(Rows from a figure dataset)
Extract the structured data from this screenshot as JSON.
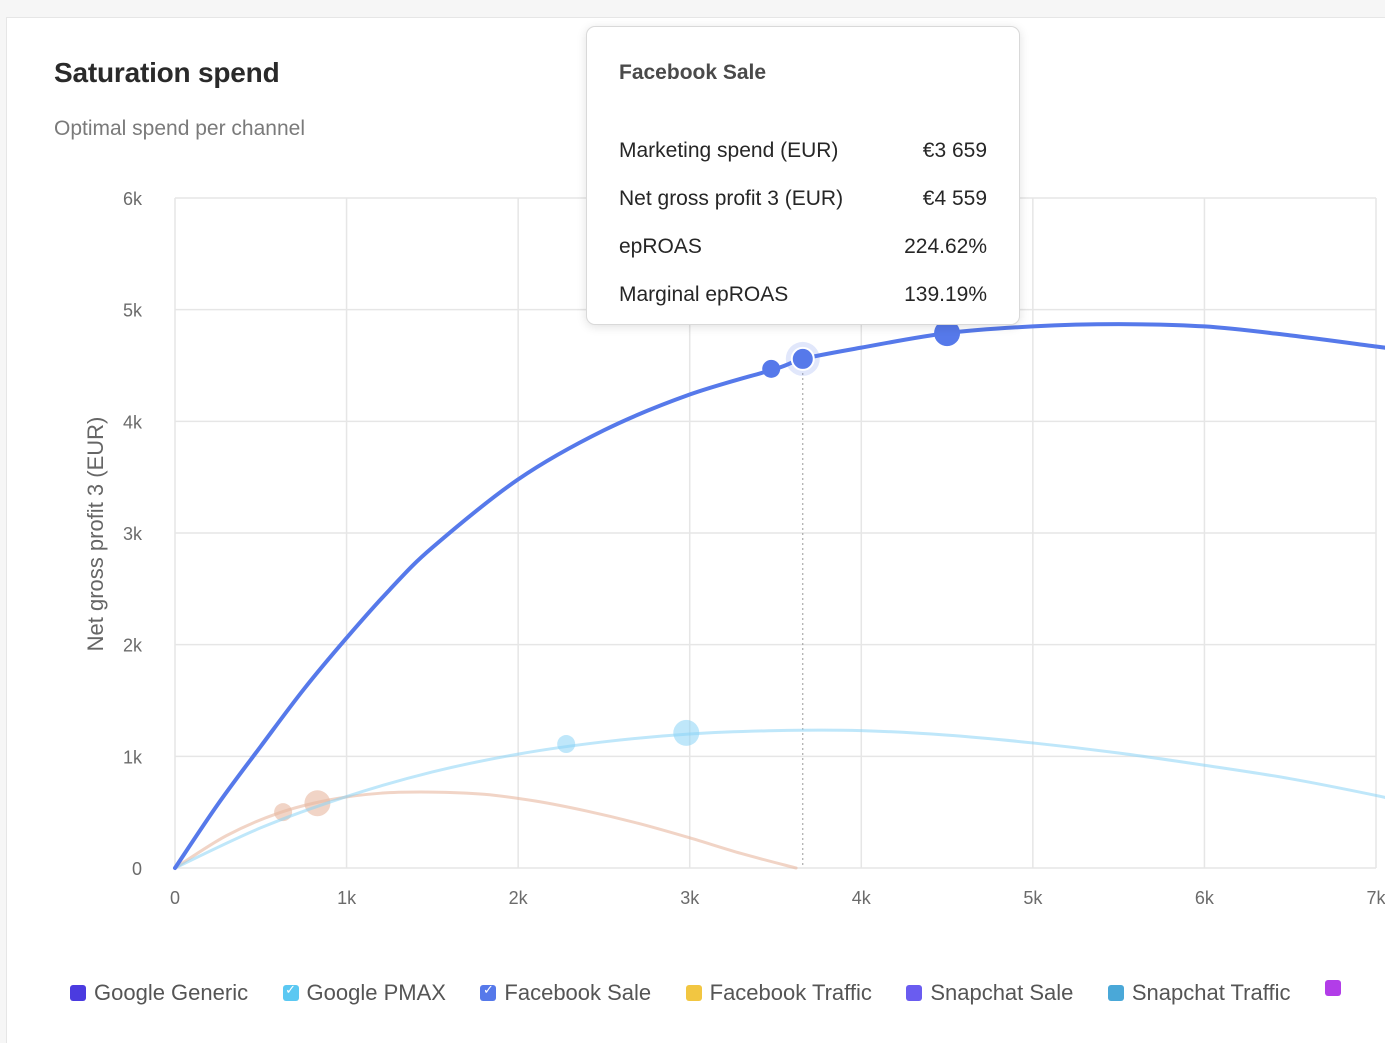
{
  "header": {
    "title": "Saturation spend",
    "subtitle": "Optimal spend per channel"
  },
  "tooltip": {
    "title": "Facebook Sale",
    "rows": [
      {
        "label": "Marketing spend (EUR)",
        "value": "€3 659"
      },
      {
        "label": "Net gross profit 3 (EUR)",
        "value": "€4 559"
      },
      {
        "label": "epROAS",
        "value": "224.62%"
      },
      {
        "label": "Marginal epROAS",
        "value": "139.19%"
      }
    ]
  },
  "legend": [
    {
      "label": "Google Generic",
      "color": "#4b3be0",
      "checked": false
    },
    {
      "label": "Google PMAX",
      "color": "#5bc8f2",
      "checked": true
    },
    {
      "label": "Facebook Sale",
      "color": "#5679ea",
      "checked": true
    },
    {
      "label": "Facebook Traffic",
      "color": "#f2c641",
      "checked": false
    },
    {
      "label": "Snapchat Sale",
      "color": "#6a5cf0",
      "checked": false
    },
    {
      "label": "Snapchat Traffic",
      "color": "#4aa8d8",
      "checked": false
    },
    {
      "label": "",
      "color": "#b23de8",
      "checked": false
    }
  ],
  "chart_data": {
    "type": "line",
    "xlabel": "",
    "ylabel": "Net gross profit 3 (EUR)",
    "xlim": [
      0,
      7000
    ],
    "ylim": [
      0,
      6000
    ],
    "x_ticks": [
      0,
      1000,
      2000,
      3000,
      4000,
      5000,
      6000,
      7000
    ],
    "x_tick_labels": [
      "0",
      "1k",
      "2k",
      "3k",
      "4k",
      "5k",
      "6k",
      "7k"
    ],
    "y_ticks": [
      0,
      1000,
      2000,
      3000,
      4000,
      5000,
      6000
    ],
    "y_tick_labels": [
      "0",
      "1k",
      "2k",
      "3k",
      "4k",
      "5k",
      "6k"
    ],
    "grid": true,
    "legend_position": "bottom",
    "hover_x": 3659,
    "series": [
      {
        "name": "Facebook Sale",
        "color": "#5679ea",
        "opacity": 1,
        "width": 4,
        "x": [
          0,
          250,
          500,
          750,
          1000,
          1250,
          1500,
          2000,
          2500,
          3000,
          3500,
          3659,
          4000,
          4500,
          5000,
          5500,
          6000,
          6500,
          7000,
          7100
        ],
        "y": [
          0,
          571,
          1090,
          1599,
          2060,
          2490,
          2870,
          3480,
          3920,
          4240,
          4470,
          4559,
          4660,
          4790,
          4850,
          4870,
          4850,
          4770,
          4670,
          4650
        ],
        "markers": [
          {
            "x": 3475,
            "y": 4470,
            "size": "small"
          },
          {
            "x": 3659,
            "y": 4559,
            "size": "hover"
          },
          {
            "x": 4500,
            "y": 4790,
            "size": "large"
          }
        ]
      },
      {
        "name": "Google PMAX",
        "color": "#8ad4f5",
        "opacity": 0.55,
        "width": 3,
        "x": [
          0,
          500,
          1000,
          1500,
          2000,
          2500,
          3000,
          3500,
          4000,
          4500,
          5000,
          5500,
          6000,
          6500,
          7000,
          7100
        ],
        "y": [
          0,
          360,
          640,
          860,
          1020,
          1130,
          1200,
          1230,
          1230,
          1190,
          1120,
          1030,
          920,
          800,
          650,
          610
        ],
        "markers": [
          {
            "x": 2280,
            "y": 1110,
            "size": "small"
          },
          {
            "x": 2980,
            "y": 1210,
            "size": "large"
          }
        ]
      },
      {
        "name": "",
        "color": "#e7b8a0",
        "opacity": 0.6,
        "width": 3,
        "x": [
          0,
          300,
          600,
          900,
          1200,
          1500,
          1800,
          2100,
          2400,
          2700,
          3000,
          3300,
          3620
        ],
        "y": [
          0,
          290,
          490,
          610,
          670,
          680,
          660,
          600,
          510,
          400,
          270,
          130,
          0
        ],
        "markers": [
          {
            "x": 630,
            "y": 500,
            "size": "small"
          },
          {
            "x": 830,
            "y": 580,
            "size": "large"
          }
        ]
      }
    ]
  }
}
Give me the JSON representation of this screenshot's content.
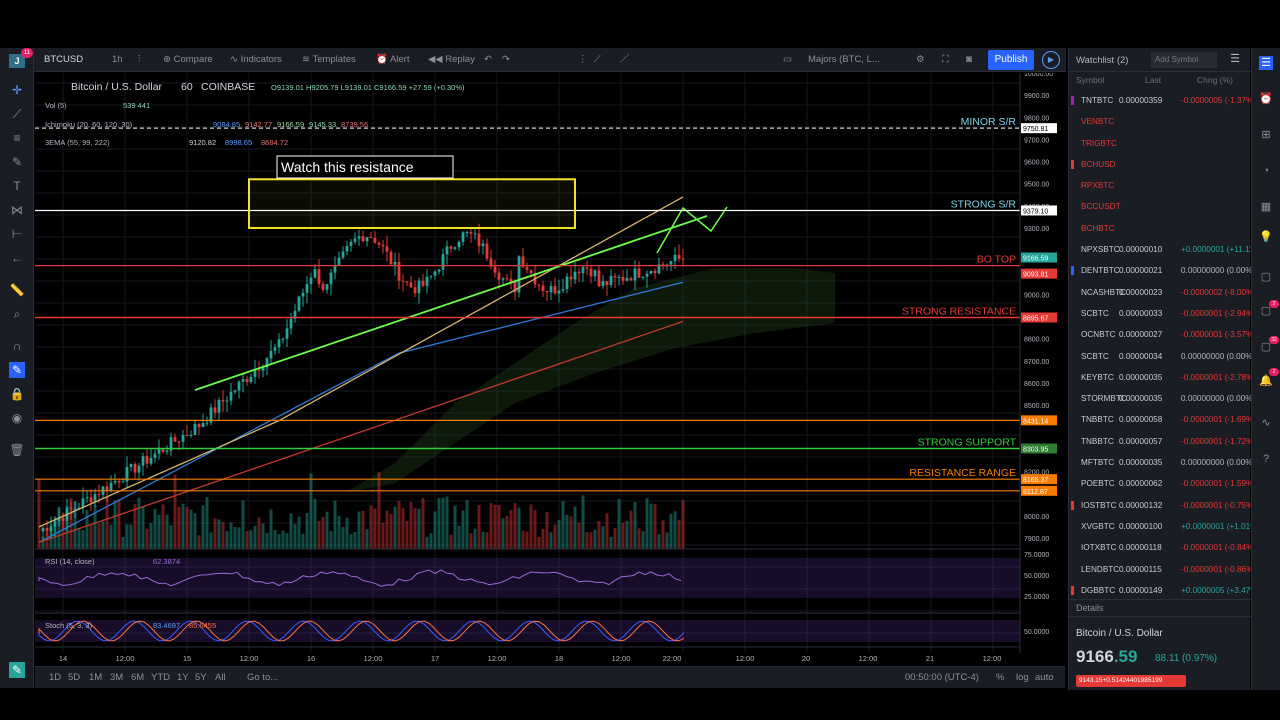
{
  "app": {
    "icon_letter": "J",
    "notif_count": "11"
  },
  "toolbar": {
    "symbol": "BTCUSD",
    "interval": "1h",
    "compare": "Compare",
    "indicators": "Indicators",
    "templates": "Templates",
    "alert": "Alert",
    "replay": "Replay",
    "layout_name": "Majors (BTC, L...",
    "publish": "Publish"
  },
  "chart_header": {
    "title": "Bitcoin / U.S. Dollar",
    "interval": "60",
    "exchange": "COINBASE",
    "ohlc": "O9139.01  H9205.79  L9139.01  C9166.59  +27.59 (+0.30%)",
    "vol_label": "Vol (5)",
    "vol_values": "539  441",
    "ichimoku_label": "Ichimoku (20, 60, 120, 30)",
    "ichimoku_values": [
      "9084.85",
      "9142.77",
      "9166.59",
      "9145.33",
      "8739.56"
    ],
    "ema_label": "3EMA (55, 99, 222)",
    "ema_values": [
      "9120.82",
      "8998.65",
      "8684.72"
    ]
  },
  "annotations": {
    "watch_box": "Watch this resistance",
    "minor_sr": "MINOR S/R",
    "strong_sr": "STRONG S/R",
    "bo_top": "BO TOP",
    "strong_resistance": "STRONG RESISTANCE",
    "strong_support": "STRONG SUPPORT",
    "resistance_range": "RESISTANCE RANGE"
  },
  "price_axis": {
    "ticks": [
      "10000.00",
      "9900.00",
      "9800.00",
      "9700.00",
      "9600.00",
      "9500.00",
      "9400.00",
      "9300.00",
      "9100.00",
      "9000.00",
      "8800.00",
      "8700.00",
      "8600.00",
      "8500.00",
      "8300.00",
      "8200.00",
      "8000.00",
      "7900.00"
    ],
    "labels": [
      {
        "value": "9750.81",
        "color": "#ffffff"
      },
      {
        "value": "9379.10",
        "color": "#ffffff"
      },
      {
        "value": "9166.59",
        "color": "#26a69a"
      },
      {
        "value": "9093.81",
        "color": "#e53935"
      },
      {
        "value": "8895.67",
        "color": "#e53935"
      },
      {
        "value": "8431.14",
        "color": "#f57c00"
      },
      {
        "value": "8303.95",
        "color": "#2e7d32"
      },
      {
        "value": "8165.37",
        "color": "#f57c00"
      },
      {
        "value": "8112.87",
        "color": "#f57c00"
      }
    ]
  },
  "rsi": {
    "label": "RSI (14, close)",
    "value": "62.3874",
    "ticks": [
      "75.0000",
      "50.0000",
      "25.0000"
    ]
  },
  "stoch": {
    "label": "Stoch (5, 3, 3)",
    "k": "83.4697",
    "d": "85.6455",
    "ticks": [
      "50.0000"
    ]
  },
  "time_axis": [
    "14",
    "12:00",
    "15",
    "12:00",
    "16",
    "12:00",
    "17",
    "12:00",
    "18",
    "12:00",
    "22:00",
    "12:00",
    "20",
    "12:00",
    "21",
    "12:00"
  ],
  "bottom": {
    "ranges": [
      "1D",
      "5D",
      "1M",
      "3M",
      "6M",
      "YTD",
      "1Y",
      "5Y",
      "All"
    ],
    "goto": "Go to...",
    "clock": "00:50:00 (UTC-4)",
    "pct": "%",
    "log": "log",
    "auto": "auto"
  },
  "watchlist": {
    "title": "Watchlist (2)",
    "add_placeholder": "Add Symbol",
    "columns": [
      "Symbol",
      "Last",
      "Chng (%)"
    ],
    "rows": [
      {
        "symbol": "TNTBTC",
        "last": "0.00000359",
        "chg": "-0.0000005 (-1.37%)",
        "dir": "down",
        "flag": "#9c27b0",
        "highlight": false
      },
      {
        "symbol": "VENBTC",
        "last": "",
        "chg": "",
        "dir": "none",
        "flag": "",
        "highlight": true
      },
      {
        "symbol": "TRIGBTC",
        "last": "",
        "chg": "",
        "dir": "none",
        "flag": "",
        "highlight": true
      },
      {
        "symbol": "BCHUSD",
        "last": "",
        "chg": "",
        "dir": "none",
        "flag": "#e53935",
        "highlight": true
      },
      {
        "symbol": "RPXBTC",
        "last": "",
        "chg": "",
        "dir": "none",
        "flag": "",
        "highlight": true
      },
      {
        "symbol": "BCCUSDT",
        "last": "",
        "chg": "",
        "dir": "none",
        "flag": "",
        "highlight": true
      },
      {
        "symbol": "BCHBTC",
        "last": "",
        "chg": "",
        "dir": "none",
        "flag": "",
        "highlight": true
      },
      {
        "symbol": "NPXSBTC",
        "last": "0.00000010",
        "chg": "+0.0000001 (+11.11%)",
        "dir": "up",
        "flag": "",
        "highlight": false
      },
      {
        "symbol": "DENTBTC",
        "last": "0.00000021",
        "chg": "0.00000000 (0.00%)",
        "dir": "flat",
        "flag": "#2962ff",
        "highlight": false
      },
      {
        "symbol": "NCASHBTC",
        "last": "0.00000023",
        "chg": "-0.0000002 (-8.00%)",
        "dir": "down",
        "flag": "",
        "highlight": false
      },
      {
        "symbol": "SCBTC",
        "last": "0.00000033",
        "chg": "-0.0000001 (-2.94%)",
        "dir": "down",
        "flag": "",
        "highlight": false
      },
      {
        "symbol": "OCNBTC",
        "last": "0.00000027",
        "chg": "-0.0000001 (-3.57%)",
        "dir": "down",
        "flag": "",
        "highlight": false
      },
      {
        "symbol": "SCBTC",
        "last": "0.00000034",
        "chg": "0.00000000 (0.00%)",
        "dir": "flat",
        "flag": "",
        "highlight": false
      },
      {
        "symbol": "KEYBTC",
        "last": "0.00000035",
        "chg": "-0.0000001 (-2.78%)",
        "dir": "down",
        "flag": "",
        "highlight": false
      },
      {
        "symbol": "STORMBTC",
        "last": "0.00000035",
        "chg": "0.00000000 (0.00%)",
        "dir": "flat",
        "flag": "",
        "highlight": false
      },
      {
        "symbol": "TNBBTC",
        "last": "0.00000058",
        "chg": "-0.0000001 (-1.69%)",
        "dir": "down",
        "flag": "",
        "highlight": false
      },
      {
        "symbol": "TNBBTC",
        "last": "0.00000057",
        "chg": "-0.0000001 (-1.72%)",
        "dir": "down",
        "flag": "",
        "highlight": false
      },
      {
        "symbol": "MFTBTC",
        "last": "0.00000035",
        "chg": "0.00000000 (0.00%)",
        "dir": "flat",
        "flag": "",
        "highlight": false
      },
      {
        "symbol": "POEBTC",
        "last": "0.00000062",
        "chg": "-0.0000001 (-1.59%)",
        "dir": "down",
        "flag": "",
        "highlight": false
      },
      {
        "symbol": "IOSTBTC",
        "last": "0.00000132",
        "chg": "-0.0000001 (-0.75%)",
        "dir": "down",
        "flag": "#e53935",
        "highlight": false
      },
      {
        "symbol": "XVGBTC",
        "last": "0.00000100",
        "chg": "+0.0000001 (+1.01%)",
        "dir": "up",
        "flag": "",
        "highlight": false
      },
      {
        "symbol": "IOTXBTC",
        "last": "0.00000118",
        "chg": "-0.0000001 (-0.84%)",
        "dir": "down",
        "flag": "",
        "highlight": false
      },
      {
        "symbol": "LENDBTC",
        "last": "0.00000115",
        "chg": "-0.0000001 (-0.86%)",
        "dir": "down",
        "flag": "",
        "highlight": false
      },
      {
        "symbol": "DGBBTC",
        "last": "0.00000149",
        "chg": "+0.0000005 (+3.47%)",
        "dir": "up",
        "flag": "#e53935",
        "highlight": false
      }
    ]
  },
  "details": {
    "label": "Details",
    "name": "Bitcoin / U.S. Dollar",
    "price_main": "9166",
    "price_tail": ".59",
    "change": "88.11 (0.97%)",
    "bidask": "9143.15+0.51424401985199"
  },
  "colors": {
    "up": "#26a69a",
    "down": "#e53935",
    "accent": "#2962ff",
    "highlight_symbol": "#e53935"
  }
}
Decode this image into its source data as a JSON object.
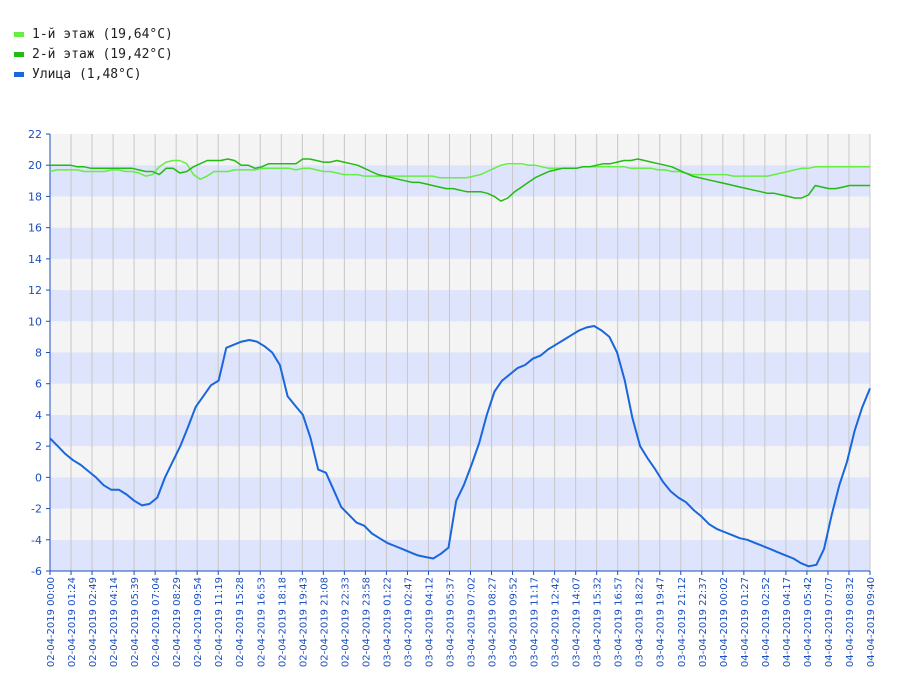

__What the task requires__
Check every line of the records above for the string "screenshot" and say how many contain it, giving the number alone.

__Result of the task__
2